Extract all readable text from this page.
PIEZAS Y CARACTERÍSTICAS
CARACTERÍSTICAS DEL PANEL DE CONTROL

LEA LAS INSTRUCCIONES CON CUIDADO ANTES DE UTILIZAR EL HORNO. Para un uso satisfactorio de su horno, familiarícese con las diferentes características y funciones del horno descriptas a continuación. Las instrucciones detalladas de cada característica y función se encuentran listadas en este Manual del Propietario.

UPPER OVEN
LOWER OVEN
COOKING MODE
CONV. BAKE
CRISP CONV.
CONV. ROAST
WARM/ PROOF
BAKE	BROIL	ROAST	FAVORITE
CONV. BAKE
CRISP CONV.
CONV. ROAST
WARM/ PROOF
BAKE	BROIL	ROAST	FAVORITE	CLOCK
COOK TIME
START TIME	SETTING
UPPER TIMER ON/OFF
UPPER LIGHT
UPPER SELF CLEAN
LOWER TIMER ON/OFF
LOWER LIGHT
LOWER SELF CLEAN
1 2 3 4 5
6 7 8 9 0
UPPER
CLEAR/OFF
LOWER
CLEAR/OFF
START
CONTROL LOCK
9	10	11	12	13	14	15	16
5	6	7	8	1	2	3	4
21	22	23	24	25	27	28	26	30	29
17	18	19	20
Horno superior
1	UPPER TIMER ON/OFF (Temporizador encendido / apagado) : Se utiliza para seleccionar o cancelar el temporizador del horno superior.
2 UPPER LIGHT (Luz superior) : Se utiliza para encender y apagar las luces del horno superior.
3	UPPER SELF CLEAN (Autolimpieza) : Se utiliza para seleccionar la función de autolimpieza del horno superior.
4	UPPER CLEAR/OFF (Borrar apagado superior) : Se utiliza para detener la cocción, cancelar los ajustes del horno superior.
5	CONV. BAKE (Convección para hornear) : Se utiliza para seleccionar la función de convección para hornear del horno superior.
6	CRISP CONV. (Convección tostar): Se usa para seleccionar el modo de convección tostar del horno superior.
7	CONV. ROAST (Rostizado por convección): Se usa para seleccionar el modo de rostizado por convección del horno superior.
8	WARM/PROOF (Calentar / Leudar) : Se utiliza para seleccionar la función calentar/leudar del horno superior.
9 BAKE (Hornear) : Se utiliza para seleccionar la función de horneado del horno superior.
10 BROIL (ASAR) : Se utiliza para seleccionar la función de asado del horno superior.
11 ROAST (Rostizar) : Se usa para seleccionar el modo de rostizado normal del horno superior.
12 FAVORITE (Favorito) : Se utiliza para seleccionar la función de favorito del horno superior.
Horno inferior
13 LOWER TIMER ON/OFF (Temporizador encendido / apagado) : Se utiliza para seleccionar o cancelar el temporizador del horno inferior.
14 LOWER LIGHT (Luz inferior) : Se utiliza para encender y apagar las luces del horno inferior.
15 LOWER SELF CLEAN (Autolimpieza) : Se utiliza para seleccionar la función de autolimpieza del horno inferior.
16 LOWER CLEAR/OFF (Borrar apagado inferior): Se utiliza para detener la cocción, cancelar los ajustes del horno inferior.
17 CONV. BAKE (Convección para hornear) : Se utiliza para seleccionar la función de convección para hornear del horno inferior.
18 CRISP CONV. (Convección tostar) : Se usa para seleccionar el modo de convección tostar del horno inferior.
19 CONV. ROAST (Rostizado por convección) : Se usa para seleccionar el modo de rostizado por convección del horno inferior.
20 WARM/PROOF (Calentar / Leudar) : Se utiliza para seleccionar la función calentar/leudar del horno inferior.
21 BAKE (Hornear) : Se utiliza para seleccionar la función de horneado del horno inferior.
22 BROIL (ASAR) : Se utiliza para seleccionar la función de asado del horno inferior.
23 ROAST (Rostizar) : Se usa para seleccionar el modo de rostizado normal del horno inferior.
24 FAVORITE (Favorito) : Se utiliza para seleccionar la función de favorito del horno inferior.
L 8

• Objective: Count each line with "encender" in it and report that figure by itself.

• Answer to the exercise: 2